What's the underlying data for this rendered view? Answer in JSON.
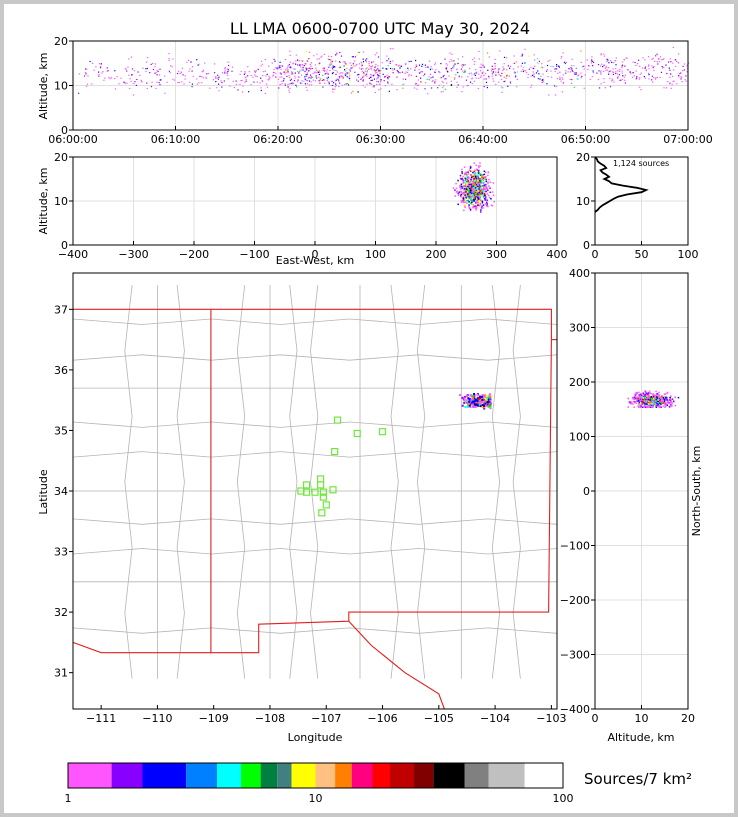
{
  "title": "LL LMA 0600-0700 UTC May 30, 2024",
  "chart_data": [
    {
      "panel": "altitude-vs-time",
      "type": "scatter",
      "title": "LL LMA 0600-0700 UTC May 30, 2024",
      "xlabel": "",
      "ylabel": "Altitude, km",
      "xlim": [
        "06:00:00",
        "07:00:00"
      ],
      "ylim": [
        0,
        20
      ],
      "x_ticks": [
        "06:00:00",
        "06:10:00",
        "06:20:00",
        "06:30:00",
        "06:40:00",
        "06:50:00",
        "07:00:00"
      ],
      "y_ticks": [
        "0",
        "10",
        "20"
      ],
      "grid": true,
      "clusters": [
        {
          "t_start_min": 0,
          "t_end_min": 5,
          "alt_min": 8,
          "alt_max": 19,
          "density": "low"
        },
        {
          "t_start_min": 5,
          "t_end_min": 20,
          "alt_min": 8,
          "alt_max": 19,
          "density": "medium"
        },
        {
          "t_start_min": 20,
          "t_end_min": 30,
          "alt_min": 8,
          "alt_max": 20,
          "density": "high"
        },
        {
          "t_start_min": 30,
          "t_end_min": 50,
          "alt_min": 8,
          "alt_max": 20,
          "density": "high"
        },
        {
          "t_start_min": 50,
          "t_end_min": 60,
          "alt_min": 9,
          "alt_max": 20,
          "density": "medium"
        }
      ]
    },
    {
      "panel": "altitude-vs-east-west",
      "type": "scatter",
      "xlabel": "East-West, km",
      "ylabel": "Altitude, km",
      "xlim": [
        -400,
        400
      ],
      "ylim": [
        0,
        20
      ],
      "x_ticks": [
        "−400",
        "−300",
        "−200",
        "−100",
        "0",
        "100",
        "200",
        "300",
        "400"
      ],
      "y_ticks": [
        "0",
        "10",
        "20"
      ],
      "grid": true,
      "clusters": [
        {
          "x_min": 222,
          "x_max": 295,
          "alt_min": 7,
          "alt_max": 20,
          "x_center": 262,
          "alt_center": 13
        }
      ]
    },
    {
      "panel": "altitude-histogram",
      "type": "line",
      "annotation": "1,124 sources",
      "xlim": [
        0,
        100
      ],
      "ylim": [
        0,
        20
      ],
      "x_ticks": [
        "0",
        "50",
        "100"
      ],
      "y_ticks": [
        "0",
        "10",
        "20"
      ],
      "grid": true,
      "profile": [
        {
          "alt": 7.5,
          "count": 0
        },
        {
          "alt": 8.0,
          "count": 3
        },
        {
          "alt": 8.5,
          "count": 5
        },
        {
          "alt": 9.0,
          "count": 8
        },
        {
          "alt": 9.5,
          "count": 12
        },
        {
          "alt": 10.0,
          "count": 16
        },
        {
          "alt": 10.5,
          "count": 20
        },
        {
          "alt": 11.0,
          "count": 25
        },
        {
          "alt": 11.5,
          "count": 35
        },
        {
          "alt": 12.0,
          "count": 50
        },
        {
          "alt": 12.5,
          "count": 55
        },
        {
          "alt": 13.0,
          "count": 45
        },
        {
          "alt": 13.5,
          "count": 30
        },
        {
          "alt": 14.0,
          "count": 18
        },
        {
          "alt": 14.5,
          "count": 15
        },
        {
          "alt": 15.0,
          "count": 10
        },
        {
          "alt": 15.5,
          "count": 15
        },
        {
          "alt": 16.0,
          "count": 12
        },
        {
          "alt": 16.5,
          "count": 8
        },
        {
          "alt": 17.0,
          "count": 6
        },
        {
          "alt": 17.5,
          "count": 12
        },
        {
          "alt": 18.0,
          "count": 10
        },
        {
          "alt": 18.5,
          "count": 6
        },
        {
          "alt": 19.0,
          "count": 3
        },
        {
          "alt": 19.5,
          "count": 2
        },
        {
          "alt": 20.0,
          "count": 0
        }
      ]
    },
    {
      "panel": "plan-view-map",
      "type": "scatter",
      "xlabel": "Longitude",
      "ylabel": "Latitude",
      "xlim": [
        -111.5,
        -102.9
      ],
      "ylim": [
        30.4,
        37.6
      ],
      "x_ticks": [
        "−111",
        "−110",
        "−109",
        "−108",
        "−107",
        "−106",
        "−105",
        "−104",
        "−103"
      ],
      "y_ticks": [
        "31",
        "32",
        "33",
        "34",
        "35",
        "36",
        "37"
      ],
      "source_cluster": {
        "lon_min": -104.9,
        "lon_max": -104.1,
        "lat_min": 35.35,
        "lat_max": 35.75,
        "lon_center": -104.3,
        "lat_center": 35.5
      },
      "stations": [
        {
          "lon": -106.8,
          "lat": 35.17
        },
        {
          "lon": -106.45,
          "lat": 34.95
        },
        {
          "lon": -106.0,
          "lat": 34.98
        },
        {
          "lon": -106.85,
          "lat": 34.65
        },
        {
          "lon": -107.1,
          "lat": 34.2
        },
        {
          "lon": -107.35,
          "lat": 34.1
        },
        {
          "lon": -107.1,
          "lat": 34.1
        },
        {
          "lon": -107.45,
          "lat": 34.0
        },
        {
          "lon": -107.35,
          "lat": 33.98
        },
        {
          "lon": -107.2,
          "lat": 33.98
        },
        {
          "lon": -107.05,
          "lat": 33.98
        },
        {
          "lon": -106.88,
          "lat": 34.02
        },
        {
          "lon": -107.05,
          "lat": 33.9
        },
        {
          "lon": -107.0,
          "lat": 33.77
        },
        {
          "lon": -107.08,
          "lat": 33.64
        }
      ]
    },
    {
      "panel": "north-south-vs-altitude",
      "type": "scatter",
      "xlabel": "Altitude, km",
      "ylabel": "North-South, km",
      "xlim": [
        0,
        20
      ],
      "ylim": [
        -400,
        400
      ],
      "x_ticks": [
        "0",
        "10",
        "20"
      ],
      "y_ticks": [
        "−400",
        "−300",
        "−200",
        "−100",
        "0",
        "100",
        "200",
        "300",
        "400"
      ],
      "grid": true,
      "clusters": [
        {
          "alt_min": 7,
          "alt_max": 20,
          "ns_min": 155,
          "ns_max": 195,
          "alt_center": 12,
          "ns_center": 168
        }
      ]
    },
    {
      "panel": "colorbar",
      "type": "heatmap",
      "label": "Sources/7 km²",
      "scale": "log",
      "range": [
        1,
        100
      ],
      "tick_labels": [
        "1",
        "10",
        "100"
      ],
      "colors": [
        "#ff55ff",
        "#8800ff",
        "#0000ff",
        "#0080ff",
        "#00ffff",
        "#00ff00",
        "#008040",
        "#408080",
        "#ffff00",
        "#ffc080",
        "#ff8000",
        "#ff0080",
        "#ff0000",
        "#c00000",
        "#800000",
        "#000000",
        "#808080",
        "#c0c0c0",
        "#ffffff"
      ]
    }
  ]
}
++++++
**TASK OBJECTIVE:** Quote all the records verbatim, dropping any pictures from your copy.

**WRITTEN SOLUTION:**
What's the underlying data for this rendered view? Answer in JSON.
{
  "title": "LL LMA 0600-0700 UTC May 30, 2024",
  "chart_data": [
    {
      "panel": "altitude-vs-time",
      "type": "scatter",
      "title": "LL LMA 0600-0700 UTC May 30, 2024",
      "xlabel": "",
      "ylabel": "Altitude, km",
      "xlim": [
        "06:00:00",
        "07:00:00"
      ],
      "ylim": [
        0,
        20
      ],
      "x_ticks": [
        "06:00:00",
        "06:10:00",
        "06:20:00",
        "06:30:00",
        "06:40:00",
        "06:50:00",
        "07:00:00"
      ],
      "y_ticks": [
        "0",
        "10",
        "20"
      ],
      "grid": true,
      "clusters": [
        {
          "t_start_min": 0,
          "t_end_min": 5,
          "alt_min": 8,
          "alt_max": 19,
          "density": "low"
        },
        {
          "t_start_min": 5,
          "t_end_min": 20,
          "alt_min": 8,
          "alt_max": 19,
          "density": "medium"
        },
        {
          "t_start_min": 20,
          "t_end_min": 30,
          "alt_min": 8,
          "alt_max": 20,
          "density": "high"
        },
        {
          "t_start_min": 30,
          "t_end_min": 50,
          "alt_min": 8,
          "alt_max": 20,
          "density": "high"
        },
        {
          "t_start_min": 50,
          "t_end_min": 60,
          "alt_min": 9,
          "alt_max": 20,
          "density": "medium"
        }
      ]
    },
    {
      "panel": "altitude-vs-east-west",
      "type": "scatter",
      "xlabel": "East-West, km",
      "ylabel": "Altitude, km",
      "xlim": [
        -400,
        400
      ],
      "ylim": [
        0,
        20
      ],
      "x_ticks": [
        "−400",
        "−300",
        "−200",
        "−100",
        "0",
        "100",
        "200",
        "300",
        "400"
      ],
      "y_ticks": [
        "0",
        "10",
        "20"
      ],
      "grid": true,
      "clusters": [
        {
          "x_min": 222,
          "x_max": 295,
          "alt_min": 7,
          "alt_max": 20,
          "x_center": 262,
          "alt_center": 13
        }
      ]
    },
    {
      "panel": "altitude-histogram",
      "type": "line",
      "annotation": "1,124 sources",
      "xlim": [
        0,
        100
      ],
      "ylim": [
        0,
        20
      ],
      "x_ticks": [
        "0",
        "50",
        "100"
      ],
      "y_ticks": [
        "0",
        "10",
        "20"
      ],
      "grid": true,
      "profile": [
        {
          "alt": 7.5,
          "count": 0
        },
        {
          "alt": 8.0,
          "count": 3
        },
        {
          "alt": 8.5,
          "count": 5
        },
        {
          "alt": 9.0,
          "count": 8
        },
        {
          "alt": 9.5,
          "count": 12
        },
        {
          "alt": 10.0,
          "count": 16
        },
        {
          "alt": 10.5,
          "count": 20
        },
        {
          "alt": 11.0,
          "count": 25
        },
        {
          "alt": 11.5,
          "count": 35
        },
        {
          "alt": 12.0,
          "count": 50
        },
        {
          "alt": 12.5,
          "count": 55
        },
        {
          "alt": 13.0,
          "count": 45
        },
        {
          "alt": 13.5,
          "count": 30
        },
        {
          "alt": 14.0,
          "count": 18
        },
        {
          "alt": 14.5,
          "count": 15
        },
        {
          "alt": 15.0,
          "count": 10
        },
        {
          "alt": 15.5,
          "count": 15
        },
        {
          "alt": 16.0,
          "count": 12
        },
        {
          "alt": 16.5,
          "count": 8
        },
        {
          "alt": 17.0,
          "count": 6
        },
        {
          "alt": 17.5,
          "count": 12
        },
        {
          "alt": 18.0,
          "count": 10
        },
        {
          "alt": 18.5,
          "count": 6
        },
        {
          "alt": 19.0,
          "count": 3
        },
        {
          "alt": 19.5,
          "count": 2
        },
        {
          "alt": 20.0,
          "count": 0
        }
      ]
    },
    {
      "panel": "plan-view-map",
      "type": "scatter",
      "xlabel": "Longitude",
      "ylabel": "Latitude",
      "xlim": [
        -111.5,
        -102.9
      ],
      "ylim": [
        30.4,
        37.6
      ],
      "x_ticks": [
        "−111",
        "−110",
        "−109",
        "−108",
        "−107",
        "−106",
        "−105",
        "−104",
        "−103"
      ],
      "y_ticks": [
        "31",
        "32",
        "33",
        "34",
        "35",
        "36",
        "37"
      ],
      "source_cluster": {
        "lon_min": -104.9,
        "lon_max": -104.1,
        "lat_min": 35.35,
        "lat_max": 35.75,
        "lon_center": -104.3,
        "lat_center": 35.5
      },
      "stations": [
        {
          "lon": -106.8,
          "lat": 35.17
        },
        {
          "lon": -106.45,
          "lat": 34.95
        },
        {
          "lon": -106.0,
          "lat": 34.98
        },
        {
          "lon": -106.85,
          "lat": 34.65
        },
        {
          "lon": -107.1,
          "lat": 34.2
        },
        {
          "lon": -107.35,
          "lat": 34.1
        },
        {
          "lon": -107.1,
          "lat": 34.1
        },
        {
          "lon": -107.45,
          "lat": 34.0
        },
        {
          "lon": -107.35,
          "lat": 33.98
        },
        {
          "lon": -107.2,
          "lat": 33.98
        },
        {
          "lon": -107.05,
          "lat": 33.98
        },
        {
          "lon": -106.88,
          "lat": 34.02
        },
        {
          "lon": -107.05,
          "lat": 33.9
        },
        {
          "lon": -107.0,
          "lat": 33.77
        },
        {
          "lon": -107.08,
          "lat": 33.64
        }
      ]
    },
    {
      "panel": "north-south-vs-altitude",
      "type": "scatter",
      "xlabel": "Altitude, km",
      "ylabel": "North-South, km",
      "xlim": [
        0,
        20
      ],
      "ylim": [
        -400,
        400
      ],
      "x_ticks": [
        "0",
        "10",
        "20"
      ],
      "y_ticks": [
        "−400",
        "−300",
        "−200",
        "−100",
        "0",
        "100",
        "200",
        "300",
        "400"
      ],
      "grid": true,
      "clusters": [
        {
          "alt_min": 7,
          "alt_max": 20,
          "ns_min": 155,
          "ns_max": 195,
          "alt_center": 12,
          "ns_center": 168
        }
      ]
    },
    {
      "panel": "colorbar",
      "type": "heatmap",
      "label": "Sources/7 km²",
      "scale": "log",
      "range": [
        1,
        100
      ],
      "tick_labels": [
        "1",
        "10",
        "100"
      ],
      "colors": [
        "#ff55ff",
        "#8800ff",
        "#0000ff",
        "#0080ff",
        "#00ffff",
        "#00ff00",
        "#008040",
        "#408080",
        "#ffff00",
        "#ffc080",
        "#ff8000",
        "#ff0080",
        "#ff0000",
        "#c00000",
        "#800000",
        "#000000",
        "#808080",
        "#c0c0c0",
        "#ffffff"
      ]
    }
  ]
}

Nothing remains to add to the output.